[Stored entries]
________________________________________

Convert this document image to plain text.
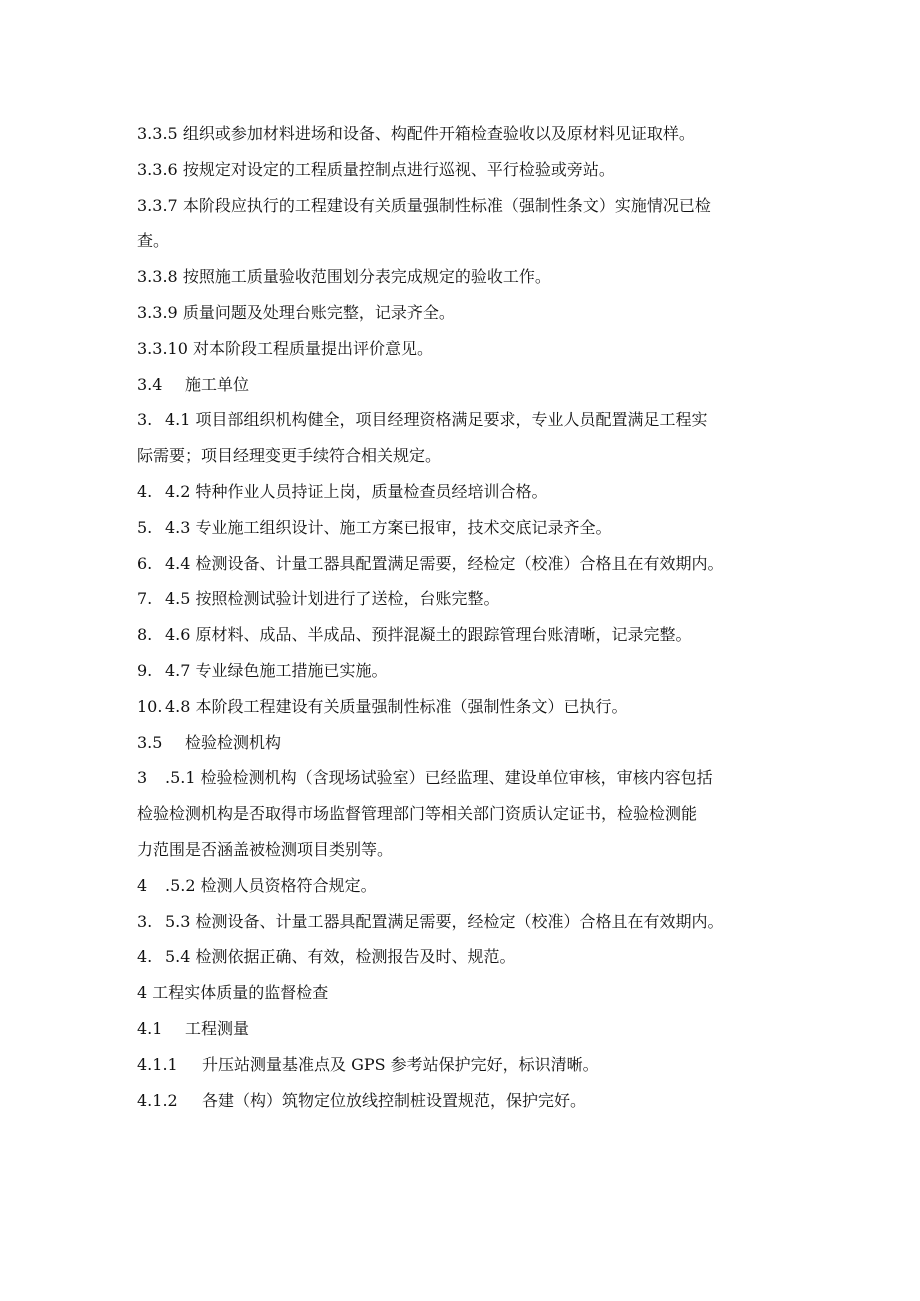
3.3.5 组织或参加材料进场和设备、构配件开箱检查验收以及原材料见证取样。

3.3.6 按规定对设定的工程质量控制点进行巡视、平行检验或旁站。

3.3.7 本阶段应执行的工程建设有关质量强制性标准（强制性条文）实施情况已检

查。

3.3.8 按照施工质量验收范围划分表完成规定的验收工作。

3.3.9 质量问题及处理台账完整，记录齐全。

3.3.10 对本阶段工程质量提出评价意见。

3.4 施工单位

3. 4.1 项目部组织机构健全，项目经理资格满足要求，专业人员配置满足工程实

际需要；项目经理变更手续符合相关规定。

4. 4.2 特种作业人员持证上岗，质量检查员经培训合格。

5. 4.3 专业施工组织设计、施工方案已报审，技术交底记录齐全。

6. 4.4 检测设备、计量工器具配置满足需要，经检定（校准）合格且在有效期内。

7. 4.5 按照检测试验计划进行了送检，台账完整。

8. 4.6 原材料、成品、半成品、预拌混凝土的跟踪管理台账清晰，记录完整。

9. 4.7 专业绿色施工措施已实施。

10. 4.8 本阶段工程建设有关质量强制性标准（强制性条文）已执行。

3.5 检验检测机构

3 .5.1 检验检测机构（含现场试验室）已经监理、建设单位审核，审核内容包括

检验检测机构是否取得市场监督管理部门等相关部门资质认定证书，检验检测能

力范围是否涵盖被检测项目类别等。

4 .5.2 检测人员资格符合规定。

3. 5.3 检测设备、计量工器具配置满足需要，经检定（校准）合格且在有效期内。

4. 5.4 检测依据正确、有效，检测报告及时、规范。

4 工程实体质量的监督检查

4.1 工程测量

4.1.1 升压站测量基准点及 GPS 参考站保护完好，标识清晰。

4.1.2 各建（构）筑物定位放线控制桩设置规范，保护完好。
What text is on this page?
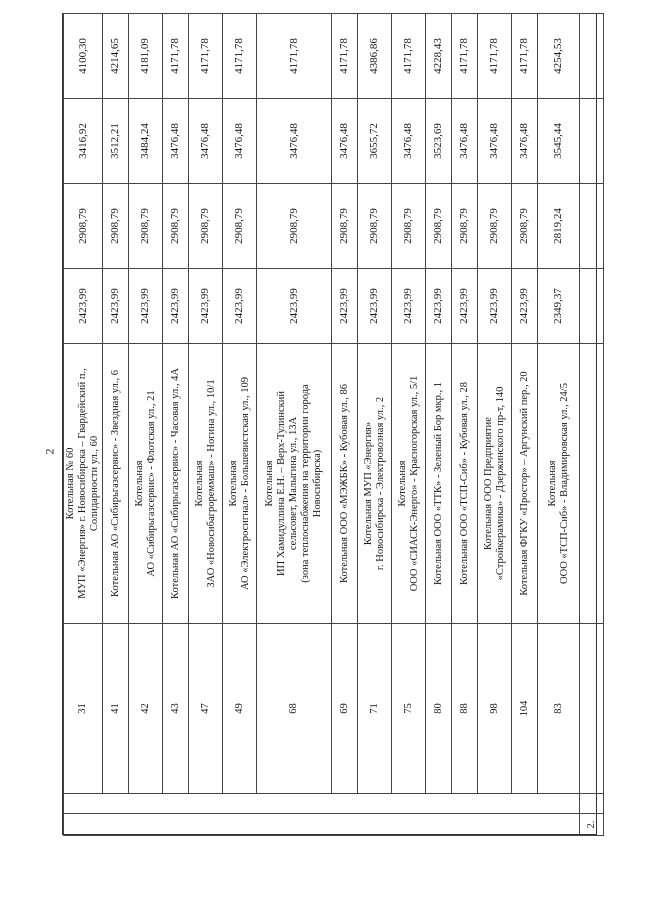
2
		31	Котельная № 60 МУП «Энергия» г. Новосибирска – Гвардейский п., Солидарности ул., 60	2423,99	2908,79	3416,92	4100,30
		41	Котельная АО «Сибирьгазсервис» - Звездная ул., 6	2423,99	2908,79	3512,21	4214,65
		42	Котельная АО «Сибирьгазсервис» - Флотская ул., 21	2423,99	2908,79	3484,24	4181,09
		43	Котельная АО «Сибирьгазсервис» - Часовая ул., 4А	2423,99	2908,79	3476,48	4171,78
		47	Котельная ЗАО «Новосибагрореммаш» - Ногина ул., 10/1	2423,99	2908,79	3476,48	4171,78
		49	Котельная АО «Электросигнал» - Большевистская ул., 109	2423,99	2908,79	3476,48	4171,78
		68	Котельная ИП Хамидуллина Е.Н. – Верх-Тулинский сельсовет, Малыгина ул., 13А (зона теплоснабжения на территории города Новосибирска)	2423,99	2908,79	3476,48	4171,78
		69	Котельная ООО «МЭЖБК» - Кубовая ул., 86	2423,99	2908,79	3476,48	4171,78
		71	Котельная МУП «Энергия» г. Новосибирска - Электровозная ул., 2	2423,99	2908,79	3655,72	4386,86
		75	Котельная ООО «СИАСК-Энерго» - Красногорская ул., 5/1	2423,99	2908,79	3476,48	4171,78
		80	Котельная ООО «ТТК» - Зеленый Бор мкр., 1	2423,99	2908,79	3523,69	4228,43
		88	Котельная ООО «ТСП-Сиб» - Кубовая ул., 28	2423,99	2908,79	3476,48	4171,78
		98	Котельная ООО Предприятие «Стройкерамика» - Дзержинского пр-т, 140	2423,99	2908,79	3476,48	4171,78
		104	Котельная ФГКУ «Простор» – Аргунский пер., 20	2423,99	2908,79	3476,48	4171,78
		83	Котельная ООО «ТСП-Сиб» - Владимировская ул., 24/5	2349,37	2819,24	3545,44	4254,53
2.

________________________________________

# [Exercise directions]
Begin with the line that contains "What text is on this page?" and repeat every line through the end of the data, exactly and only those lines, leaving out the pictures.

# [Result of the task]
What text is on this page?
2
		31	Котельная № 60 МУП «Энергия» г. Новосибирска – Гвардейский п., Солидарности ул., 60	2423,99	2908,79	3416,92	4100,30
		41	Котельная АО «Сибирьгазсервис» - Звездная ул., 6	2423,99	2908,79	3512,21	4214,65
		42	Котельная АО «Сибирьгазсервис» - Флотская ул., 21	2423,99	2908,79	3484,24	4181,09
		43	Котельная АО «Сибирьгазсервис» - Часовая ул., 4А	2423,99	2908,79	3476,48	4171,78
		47	Котельная ЗАО «Новосибагрореммаш» - Ногина ул., 10/1	2423,99	2908,79	3476,48	4171,78
		49	Котельная АО «Электросигнал» - Большевистская ул., 109	2423,99	2908,79	3476,48	4171,78
		68	Котельная ИП Хамидуллина Е.Н. – Верх-Тулинский сельсовет, Малыгина ул., 13А (зона теплоснабжения на территории города Новосибирска)	2423,99	2908,79	3476,48	4171,78
		69	Котельная ООО «МЭЖБК» - Кубовая ул., 86	2423,99	2908,79	3476,48	4171,78
		71	Котельная МУП «Энергия» г. Новосибирска - Электровозная ул., 2	2423,99	2908,79	3655,72	4386,86
		75	Котельная ООО «СИАСК-Энерго» - Красногорская ул., 5/1	2423,99	2908,79	3476,48	4171,78
		80	Котельная ООО «ТТК» - Зеленый Бор мкр., 1	2423,99	2908,79	3523,69	4228,43
		88	Котельная ООО «ТСП-Сиб» - Кубовая ул., 28	2423,99	2908,79	3476,48	4171,78
		98	Котельная ООО Предприятие «Стройкерамика» - Дзержинского пр-т, 140	2423,99	2908,79	3476,48	4171,78
		104	Котельная ФГКУ «Простор» – Аргунский пер., 20	2423,99	2908,79	3476,48	4171,78
		83	Котельная ООО «ТСП-Сиб» - Владимировская ул., 24/5	2349,37	2819,24	3545,44	4254,53
2.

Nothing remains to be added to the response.